Reproduce each record below exactly as written.

Stored data:
────────

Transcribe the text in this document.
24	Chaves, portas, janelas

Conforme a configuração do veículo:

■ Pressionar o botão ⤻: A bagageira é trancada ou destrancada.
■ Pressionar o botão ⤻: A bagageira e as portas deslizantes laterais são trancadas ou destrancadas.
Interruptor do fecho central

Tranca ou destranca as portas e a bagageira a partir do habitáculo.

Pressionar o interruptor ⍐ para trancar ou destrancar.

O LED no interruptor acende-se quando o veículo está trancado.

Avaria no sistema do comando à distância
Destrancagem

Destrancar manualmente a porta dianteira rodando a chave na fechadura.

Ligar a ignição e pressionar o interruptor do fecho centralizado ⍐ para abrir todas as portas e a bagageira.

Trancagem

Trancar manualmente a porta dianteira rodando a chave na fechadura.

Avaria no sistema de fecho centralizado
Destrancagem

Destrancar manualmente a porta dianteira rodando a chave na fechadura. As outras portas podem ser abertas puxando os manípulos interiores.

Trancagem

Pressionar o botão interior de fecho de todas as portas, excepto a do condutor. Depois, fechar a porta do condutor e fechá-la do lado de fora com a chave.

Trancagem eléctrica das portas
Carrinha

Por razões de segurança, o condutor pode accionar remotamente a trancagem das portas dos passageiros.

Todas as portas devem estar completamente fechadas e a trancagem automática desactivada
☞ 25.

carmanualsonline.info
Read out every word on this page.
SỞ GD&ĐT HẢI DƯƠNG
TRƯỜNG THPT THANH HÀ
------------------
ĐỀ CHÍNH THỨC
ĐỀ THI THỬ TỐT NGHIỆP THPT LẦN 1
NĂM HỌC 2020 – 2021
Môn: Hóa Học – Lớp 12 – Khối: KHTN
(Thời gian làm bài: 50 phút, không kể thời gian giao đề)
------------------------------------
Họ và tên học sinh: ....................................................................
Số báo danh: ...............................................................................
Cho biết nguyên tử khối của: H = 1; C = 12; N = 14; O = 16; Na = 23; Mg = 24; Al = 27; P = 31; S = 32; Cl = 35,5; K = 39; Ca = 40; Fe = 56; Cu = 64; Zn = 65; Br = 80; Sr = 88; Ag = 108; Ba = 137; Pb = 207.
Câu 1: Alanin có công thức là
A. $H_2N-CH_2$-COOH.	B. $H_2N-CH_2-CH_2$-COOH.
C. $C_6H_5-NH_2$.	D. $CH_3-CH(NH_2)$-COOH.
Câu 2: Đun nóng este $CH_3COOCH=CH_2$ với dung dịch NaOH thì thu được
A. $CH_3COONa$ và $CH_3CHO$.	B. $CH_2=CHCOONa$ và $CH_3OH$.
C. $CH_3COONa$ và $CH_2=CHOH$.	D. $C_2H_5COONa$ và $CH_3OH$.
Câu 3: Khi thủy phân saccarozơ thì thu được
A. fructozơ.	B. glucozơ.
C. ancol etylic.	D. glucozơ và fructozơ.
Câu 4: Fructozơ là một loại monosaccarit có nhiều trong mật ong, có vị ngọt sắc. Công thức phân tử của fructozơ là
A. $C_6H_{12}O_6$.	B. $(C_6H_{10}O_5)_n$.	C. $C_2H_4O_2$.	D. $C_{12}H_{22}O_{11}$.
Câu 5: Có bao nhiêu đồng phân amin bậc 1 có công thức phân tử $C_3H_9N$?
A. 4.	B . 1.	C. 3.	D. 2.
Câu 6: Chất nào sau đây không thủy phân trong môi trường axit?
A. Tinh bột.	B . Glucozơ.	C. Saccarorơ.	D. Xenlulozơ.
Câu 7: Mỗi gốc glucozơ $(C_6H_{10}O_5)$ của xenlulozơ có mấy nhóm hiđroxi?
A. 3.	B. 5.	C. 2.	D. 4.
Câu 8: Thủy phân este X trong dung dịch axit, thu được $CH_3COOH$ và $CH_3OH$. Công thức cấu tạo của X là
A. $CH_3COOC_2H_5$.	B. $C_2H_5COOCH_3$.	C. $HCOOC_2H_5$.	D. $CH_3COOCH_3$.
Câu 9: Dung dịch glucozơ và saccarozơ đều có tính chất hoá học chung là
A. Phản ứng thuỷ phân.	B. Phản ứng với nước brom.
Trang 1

────────

### Output
Transcribe the text in this document.
24	Chaves, portas, janelas

Conforme a configuração do veículo:

■ Pressionar o botão ⤻: A bagageira é trancada ou destrancada.
■ Pressionar o botão ⤻: A bagageira e as portas deslizantes laterais são trancadas ou destrancadas.
Interruptor do fecho central

Tranca ou destranca as portas e a bagageira a partir do habitáculo.

Pressionar o interruptor ⍐ para trancar ou destrancar.

O LED no interruptor acende-se quando o veículo está trancado.

Avaria no sistema do comando à distância
Destrancagem

Destrancar manualmente a porta dianteira rodando a chave na fechadura.

Ligar a ignição e pressionar o interruptor do fecho centralizado ⍐ para abrir todas as portas e a bagageira.

Trancagem

Trancar manualmente a porta dianteira rodando a chave na fechadura.

Avaria no sistema de fecho centralizado
Destrancagem

Destrancar manualmente a porta dianteira rodando a chave na fechadura. As outras portas podem ser abertas puxando os manípulos interiores.

Trancagem

Pressionar o botão interior de fecho de todas as portas, excepto a do condutor. Depois, fechar a porta do condutor e fechá-la do lado de fora com a chave.

Trancagem eléctrica das portas
Carrinha

Por razões de segurança, o condutor pode accionar remotamente a trancagem das portas dos passageiros.

Todas as portas devem estar completamente fechadas e a trancagem automática desactivada
☞ 25.

carmanualsonline.info
Read out every word on this page.
SỞ GD&ĐT HẢI DƯƠNG
TRƯỜNG THPT THANH HÀ
------------------
ĐỀ CHÍNH THỨC
ĐỀ THI THỬ TỐT NGHIỆP THPT LẦN 1
NĂM HỌC 2020 – 2021
Môn: Hóa Học – Lớp 12 – Khối: KHTN
(Thời gian làm bài: 50 phút, không kể thời gian giao đề)
------------------------------------
Họ và tên học sinh: ....................................................................
Số báo danh: ...............................................................................
Cho biết nguyên tử khối của: H = 1; C = 12; N = 14; O = 16; Na = 23; Mg = 24; Al = 27; P = 31; S = 32; Cl = 35,5; K = 39; Ca = 40; Fe = 56; Cu = 64; Zn = 65; Br = 80; Sr = 88; Ag = 108; Ba = 137; Pb = 207.
Câu 1: Alanin có công thức là
A. $H_2N-CH_2$-COOH.	B. $H_2N-CH_2-CH_2$-COOH.
C. $C_6H_5-NH_2$.	D. $CH_3-CH(NH_2)$-COOH.
Câu 2: Đun nóng este $CH_3COOCH=CH_2$ với dung dịch NaOH thì thu được
A. $CH_3COONa$ và $CH_3CHO$.	B. $CH_2=CHCOONa$ và $CH_3OH$.
C. $CH_3COONa$ và $CH_2=CHOH$.	D. $C_2H_5COONa$ và $CH_3OH$.
Câu 3: Khi thủy phân saccarozơ thì thu được
A. fructozơ.	B. glucozơ.
C. ancol etylic.	D. glucozơ và fructozơ.
Câu 4: Fructozơ là một loại monosaccarit có nhiều trong mật ong, có vị ngọt sắc. Công thức phân tử của fructozơ là
A. $C_6H_{12}O_6$.	B. $(C_6H_{10}O_5)_n$.	C. $C_2H_4O_2$.	D. $C_{12}H_{22}O_{11}$.
Câu 5: Có bao nhiêu đồng phân amin bậc 1 có công thức phân tử $C_3H_9N$?
A. 4.	B . 1.	C. 3.	D. 2.
Câu 6: Chất nào sau đây không thủy phân trong môi trường axit?
A. Tinh bột.	B . Glucozơ.	C. Saccarorơ.	D. Xenlulozơ.
Câu 7: Mỗi gốc glucozơ $(C_6H_{10}O_5)$ của xenlulozơ có mấy nhóm hiđroxi?
A. 3.	B. 5.	C. 2.	D. 4.
Câu 8: Thủy phân este X trong dung dịch axit, thu được $CH_3COOH$ và $CH_3OH$. Công thức cấu tạo của X là
A. $CH_3COOC_2H_5$.	B. $C_2H_5COOCH_3$.	C. $HCOOC_2H_5$.	D. $CH_3COOCH_3$.
Câu 9: Dung dịch glucozơ và saccarozơ đều có tính chất hoá học chung là
A. Phản ứng thuỷ phân.	B. Phản ứng với nước brom.
Trang 1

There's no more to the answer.